## What needs to be done:
Check each line of the listing below for the string "stereo", and copy the ones that have it.

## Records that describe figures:
——————————
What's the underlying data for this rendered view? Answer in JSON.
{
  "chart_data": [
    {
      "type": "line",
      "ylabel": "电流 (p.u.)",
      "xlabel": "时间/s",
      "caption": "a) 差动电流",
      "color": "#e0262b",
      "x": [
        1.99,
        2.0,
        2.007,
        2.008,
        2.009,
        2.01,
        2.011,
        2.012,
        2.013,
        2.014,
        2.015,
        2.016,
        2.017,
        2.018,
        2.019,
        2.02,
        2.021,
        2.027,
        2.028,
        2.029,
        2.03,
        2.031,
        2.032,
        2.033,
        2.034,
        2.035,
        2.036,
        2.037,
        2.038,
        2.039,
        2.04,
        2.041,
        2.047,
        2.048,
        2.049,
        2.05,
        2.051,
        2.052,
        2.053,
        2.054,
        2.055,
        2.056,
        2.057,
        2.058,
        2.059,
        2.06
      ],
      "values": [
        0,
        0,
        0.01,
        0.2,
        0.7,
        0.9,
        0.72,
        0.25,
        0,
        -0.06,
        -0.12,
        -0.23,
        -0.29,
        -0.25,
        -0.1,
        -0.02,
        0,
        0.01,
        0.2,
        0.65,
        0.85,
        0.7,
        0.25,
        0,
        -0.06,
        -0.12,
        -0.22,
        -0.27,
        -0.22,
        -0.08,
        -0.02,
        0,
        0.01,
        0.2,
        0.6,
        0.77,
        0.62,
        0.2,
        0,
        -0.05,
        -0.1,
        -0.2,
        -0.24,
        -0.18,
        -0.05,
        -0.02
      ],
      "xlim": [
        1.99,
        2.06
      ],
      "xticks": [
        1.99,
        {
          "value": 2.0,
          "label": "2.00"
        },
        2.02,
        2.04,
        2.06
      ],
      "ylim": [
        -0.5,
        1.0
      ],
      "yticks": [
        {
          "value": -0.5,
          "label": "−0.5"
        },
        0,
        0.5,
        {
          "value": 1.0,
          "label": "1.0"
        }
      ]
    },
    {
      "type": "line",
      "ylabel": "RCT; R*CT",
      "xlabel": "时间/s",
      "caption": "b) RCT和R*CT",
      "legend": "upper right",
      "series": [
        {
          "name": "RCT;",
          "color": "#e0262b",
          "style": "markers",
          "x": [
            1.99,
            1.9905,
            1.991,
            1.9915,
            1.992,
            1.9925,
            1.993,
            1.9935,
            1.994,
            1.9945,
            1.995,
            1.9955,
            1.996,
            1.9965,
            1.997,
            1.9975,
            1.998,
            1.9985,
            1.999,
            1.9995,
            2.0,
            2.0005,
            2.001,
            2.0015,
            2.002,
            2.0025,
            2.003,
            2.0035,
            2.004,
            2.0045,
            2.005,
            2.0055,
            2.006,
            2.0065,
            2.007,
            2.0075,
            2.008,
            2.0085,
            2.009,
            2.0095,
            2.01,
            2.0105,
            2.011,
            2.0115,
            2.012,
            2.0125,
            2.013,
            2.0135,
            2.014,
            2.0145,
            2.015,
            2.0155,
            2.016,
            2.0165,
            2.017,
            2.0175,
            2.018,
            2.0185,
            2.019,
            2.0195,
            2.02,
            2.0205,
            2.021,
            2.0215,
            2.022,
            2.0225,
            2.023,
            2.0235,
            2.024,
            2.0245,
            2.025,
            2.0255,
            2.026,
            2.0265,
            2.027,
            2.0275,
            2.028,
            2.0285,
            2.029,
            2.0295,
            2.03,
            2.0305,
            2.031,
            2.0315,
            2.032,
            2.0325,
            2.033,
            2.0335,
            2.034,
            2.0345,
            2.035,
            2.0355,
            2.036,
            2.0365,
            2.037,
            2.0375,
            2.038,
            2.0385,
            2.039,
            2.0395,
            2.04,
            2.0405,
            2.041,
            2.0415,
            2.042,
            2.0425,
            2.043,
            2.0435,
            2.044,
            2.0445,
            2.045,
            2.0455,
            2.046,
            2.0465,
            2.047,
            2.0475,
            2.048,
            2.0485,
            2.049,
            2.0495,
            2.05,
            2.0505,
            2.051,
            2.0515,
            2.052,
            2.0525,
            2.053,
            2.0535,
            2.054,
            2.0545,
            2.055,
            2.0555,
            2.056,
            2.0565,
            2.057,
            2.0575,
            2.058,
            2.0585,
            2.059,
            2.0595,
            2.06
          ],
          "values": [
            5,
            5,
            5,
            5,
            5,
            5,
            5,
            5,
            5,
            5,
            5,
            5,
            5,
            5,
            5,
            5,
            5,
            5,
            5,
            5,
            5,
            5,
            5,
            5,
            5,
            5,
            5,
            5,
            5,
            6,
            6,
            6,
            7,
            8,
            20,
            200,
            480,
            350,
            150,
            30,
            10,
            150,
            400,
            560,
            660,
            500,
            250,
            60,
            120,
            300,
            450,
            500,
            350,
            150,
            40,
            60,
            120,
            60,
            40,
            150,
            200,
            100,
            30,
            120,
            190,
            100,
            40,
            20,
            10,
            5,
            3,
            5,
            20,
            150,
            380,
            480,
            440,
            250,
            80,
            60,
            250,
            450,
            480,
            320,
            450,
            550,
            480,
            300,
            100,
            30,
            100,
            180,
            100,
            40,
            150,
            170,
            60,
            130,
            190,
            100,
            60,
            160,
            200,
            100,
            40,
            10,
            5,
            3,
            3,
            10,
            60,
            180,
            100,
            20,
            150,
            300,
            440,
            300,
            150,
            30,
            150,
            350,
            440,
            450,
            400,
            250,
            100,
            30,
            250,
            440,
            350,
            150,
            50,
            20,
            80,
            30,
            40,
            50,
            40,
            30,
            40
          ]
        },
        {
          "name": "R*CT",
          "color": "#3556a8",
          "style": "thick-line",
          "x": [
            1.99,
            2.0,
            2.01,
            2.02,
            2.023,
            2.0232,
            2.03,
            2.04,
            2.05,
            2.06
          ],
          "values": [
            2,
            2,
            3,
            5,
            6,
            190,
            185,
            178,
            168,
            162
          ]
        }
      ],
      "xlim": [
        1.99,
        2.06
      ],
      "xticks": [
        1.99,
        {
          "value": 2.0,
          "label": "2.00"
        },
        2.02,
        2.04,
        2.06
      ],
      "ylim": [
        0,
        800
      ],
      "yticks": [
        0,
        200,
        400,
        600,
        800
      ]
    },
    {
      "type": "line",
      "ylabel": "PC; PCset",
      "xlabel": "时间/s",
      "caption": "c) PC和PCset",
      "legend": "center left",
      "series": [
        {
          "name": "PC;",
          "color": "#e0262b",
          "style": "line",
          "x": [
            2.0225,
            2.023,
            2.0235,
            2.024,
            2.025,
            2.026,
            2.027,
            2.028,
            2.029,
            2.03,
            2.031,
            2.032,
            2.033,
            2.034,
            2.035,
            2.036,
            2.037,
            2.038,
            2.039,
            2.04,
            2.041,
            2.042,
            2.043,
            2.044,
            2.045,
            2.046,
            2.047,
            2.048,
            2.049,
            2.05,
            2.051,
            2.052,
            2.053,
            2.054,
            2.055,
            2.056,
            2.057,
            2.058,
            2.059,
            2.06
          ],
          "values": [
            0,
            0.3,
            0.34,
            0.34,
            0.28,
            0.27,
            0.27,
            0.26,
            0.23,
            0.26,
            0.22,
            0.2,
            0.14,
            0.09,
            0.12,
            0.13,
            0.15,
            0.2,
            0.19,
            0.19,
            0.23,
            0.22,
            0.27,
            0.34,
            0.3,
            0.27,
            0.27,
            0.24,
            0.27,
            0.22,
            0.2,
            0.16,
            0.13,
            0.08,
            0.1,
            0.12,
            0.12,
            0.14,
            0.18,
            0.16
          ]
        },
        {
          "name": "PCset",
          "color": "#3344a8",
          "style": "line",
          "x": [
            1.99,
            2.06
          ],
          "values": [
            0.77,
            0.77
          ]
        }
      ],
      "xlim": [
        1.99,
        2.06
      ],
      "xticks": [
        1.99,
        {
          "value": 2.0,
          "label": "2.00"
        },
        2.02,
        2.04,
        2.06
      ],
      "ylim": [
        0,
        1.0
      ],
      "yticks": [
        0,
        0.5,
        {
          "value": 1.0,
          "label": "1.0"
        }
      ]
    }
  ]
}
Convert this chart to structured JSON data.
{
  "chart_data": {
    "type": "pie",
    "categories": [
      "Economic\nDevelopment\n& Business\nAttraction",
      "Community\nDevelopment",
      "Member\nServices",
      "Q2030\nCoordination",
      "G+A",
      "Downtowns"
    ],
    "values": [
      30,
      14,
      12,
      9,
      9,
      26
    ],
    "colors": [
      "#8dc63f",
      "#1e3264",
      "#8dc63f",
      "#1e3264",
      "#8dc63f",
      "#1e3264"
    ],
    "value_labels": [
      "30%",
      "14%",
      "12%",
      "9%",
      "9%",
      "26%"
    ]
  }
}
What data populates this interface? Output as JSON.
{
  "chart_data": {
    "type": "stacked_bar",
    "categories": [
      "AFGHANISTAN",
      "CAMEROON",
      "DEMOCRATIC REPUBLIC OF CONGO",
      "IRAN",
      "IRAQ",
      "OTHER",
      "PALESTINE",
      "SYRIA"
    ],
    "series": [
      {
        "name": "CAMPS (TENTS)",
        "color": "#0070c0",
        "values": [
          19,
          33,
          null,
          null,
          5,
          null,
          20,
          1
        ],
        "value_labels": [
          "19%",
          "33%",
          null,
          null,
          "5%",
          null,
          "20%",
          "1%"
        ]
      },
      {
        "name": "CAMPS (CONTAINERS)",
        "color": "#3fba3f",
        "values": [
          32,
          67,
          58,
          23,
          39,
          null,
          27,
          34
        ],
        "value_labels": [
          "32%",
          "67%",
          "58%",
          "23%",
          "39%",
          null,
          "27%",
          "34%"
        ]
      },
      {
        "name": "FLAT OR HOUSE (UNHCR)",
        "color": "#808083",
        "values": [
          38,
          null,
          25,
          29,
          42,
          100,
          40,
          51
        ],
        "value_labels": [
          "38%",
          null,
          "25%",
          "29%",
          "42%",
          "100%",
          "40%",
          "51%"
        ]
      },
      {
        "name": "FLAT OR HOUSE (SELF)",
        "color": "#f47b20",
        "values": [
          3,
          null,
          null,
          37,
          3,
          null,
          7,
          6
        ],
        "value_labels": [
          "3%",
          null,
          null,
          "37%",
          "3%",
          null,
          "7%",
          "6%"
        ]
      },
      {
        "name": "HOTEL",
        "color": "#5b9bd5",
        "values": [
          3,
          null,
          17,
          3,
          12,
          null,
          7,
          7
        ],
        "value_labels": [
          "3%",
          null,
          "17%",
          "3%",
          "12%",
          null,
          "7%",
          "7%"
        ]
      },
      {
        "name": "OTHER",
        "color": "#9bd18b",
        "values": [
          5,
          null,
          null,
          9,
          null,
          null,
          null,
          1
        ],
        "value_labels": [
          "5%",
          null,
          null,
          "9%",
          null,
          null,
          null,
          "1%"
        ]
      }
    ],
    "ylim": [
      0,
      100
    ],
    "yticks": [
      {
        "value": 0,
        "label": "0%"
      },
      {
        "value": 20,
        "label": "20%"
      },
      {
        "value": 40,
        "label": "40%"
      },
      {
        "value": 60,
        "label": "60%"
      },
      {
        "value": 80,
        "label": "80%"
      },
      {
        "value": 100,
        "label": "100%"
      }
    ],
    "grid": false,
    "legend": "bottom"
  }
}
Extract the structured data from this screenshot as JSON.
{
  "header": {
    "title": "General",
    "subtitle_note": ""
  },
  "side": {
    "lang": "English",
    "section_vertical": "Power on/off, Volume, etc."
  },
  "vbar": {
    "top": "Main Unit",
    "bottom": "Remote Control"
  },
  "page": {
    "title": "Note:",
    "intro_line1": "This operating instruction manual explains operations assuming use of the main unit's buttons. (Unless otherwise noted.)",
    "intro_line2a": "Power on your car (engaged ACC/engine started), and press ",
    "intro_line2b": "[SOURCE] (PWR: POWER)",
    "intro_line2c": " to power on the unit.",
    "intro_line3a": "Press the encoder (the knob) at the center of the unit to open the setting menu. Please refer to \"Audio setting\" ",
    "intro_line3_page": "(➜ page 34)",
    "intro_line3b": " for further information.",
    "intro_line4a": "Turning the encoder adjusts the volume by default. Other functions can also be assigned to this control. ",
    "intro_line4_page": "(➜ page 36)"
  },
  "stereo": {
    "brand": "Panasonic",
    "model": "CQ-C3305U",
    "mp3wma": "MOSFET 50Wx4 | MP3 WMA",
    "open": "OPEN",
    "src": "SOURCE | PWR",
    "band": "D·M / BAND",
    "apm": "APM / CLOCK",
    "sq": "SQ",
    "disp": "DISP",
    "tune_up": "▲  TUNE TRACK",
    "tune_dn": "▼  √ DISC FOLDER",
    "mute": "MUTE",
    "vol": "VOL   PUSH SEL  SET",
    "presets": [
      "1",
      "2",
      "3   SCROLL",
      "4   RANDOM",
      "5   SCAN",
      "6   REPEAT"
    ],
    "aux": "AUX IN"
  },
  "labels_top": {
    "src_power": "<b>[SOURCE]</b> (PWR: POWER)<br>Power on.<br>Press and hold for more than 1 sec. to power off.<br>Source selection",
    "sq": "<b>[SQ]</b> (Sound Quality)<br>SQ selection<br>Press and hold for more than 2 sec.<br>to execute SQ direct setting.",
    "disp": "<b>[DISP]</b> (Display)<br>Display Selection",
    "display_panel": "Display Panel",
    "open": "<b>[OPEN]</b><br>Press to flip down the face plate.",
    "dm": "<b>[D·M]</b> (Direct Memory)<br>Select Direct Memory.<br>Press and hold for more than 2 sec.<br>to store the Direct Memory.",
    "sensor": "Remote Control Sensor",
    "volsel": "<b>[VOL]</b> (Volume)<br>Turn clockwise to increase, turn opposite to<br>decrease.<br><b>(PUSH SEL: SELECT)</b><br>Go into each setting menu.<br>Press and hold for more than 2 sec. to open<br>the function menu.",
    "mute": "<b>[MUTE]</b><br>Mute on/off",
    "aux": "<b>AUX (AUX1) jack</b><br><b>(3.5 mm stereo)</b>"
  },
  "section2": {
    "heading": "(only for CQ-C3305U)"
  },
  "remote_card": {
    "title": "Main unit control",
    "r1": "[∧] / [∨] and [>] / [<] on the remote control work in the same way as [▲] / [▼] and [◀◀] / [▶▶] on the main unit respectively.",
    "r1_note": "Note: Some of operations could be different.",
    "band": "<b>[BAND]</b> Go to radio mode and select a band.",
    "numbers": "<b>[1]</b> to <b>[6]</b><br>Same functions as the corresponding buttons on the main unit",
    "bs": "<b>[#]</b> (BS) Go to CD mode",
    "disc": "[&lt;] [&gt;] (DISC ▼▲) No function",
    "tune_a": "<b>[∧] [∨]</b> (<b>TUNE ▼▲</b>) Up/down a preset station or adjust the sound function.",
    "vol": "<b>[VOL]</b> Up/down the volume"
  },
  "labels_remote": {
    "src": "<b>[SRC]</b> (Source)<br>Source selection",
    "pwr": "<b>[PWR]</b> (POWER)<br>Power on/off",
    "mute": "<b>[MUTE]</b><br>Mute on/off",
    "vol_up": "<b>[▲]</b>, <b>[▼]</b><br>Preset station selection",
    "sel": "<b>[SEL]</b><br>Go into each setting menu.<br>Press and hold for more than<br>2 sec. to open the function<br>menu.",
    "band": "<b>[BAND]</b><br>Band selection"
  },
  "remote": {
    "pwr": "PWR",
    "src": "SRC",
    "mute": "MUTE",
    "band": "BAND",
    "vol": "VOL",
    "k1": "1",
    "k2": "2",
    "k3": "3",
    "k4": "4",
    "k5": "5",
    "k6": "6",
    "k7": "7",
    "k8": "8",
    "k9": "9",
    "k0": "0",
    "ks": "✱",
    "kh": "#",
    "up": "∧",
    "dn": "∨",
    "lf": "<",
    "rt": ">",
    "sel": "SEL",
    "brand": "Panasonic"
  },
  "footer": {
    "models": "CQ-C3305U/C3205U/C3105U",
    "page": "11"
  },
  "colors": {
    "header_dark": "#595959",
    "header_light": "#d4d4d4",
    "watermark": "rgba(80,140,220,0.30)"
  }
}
——————————
## Completed task:
  "stereo": {
    "aux": "<b>AUX (AUX1) jack</b><br><b>(3.5 mm stereo)</b>"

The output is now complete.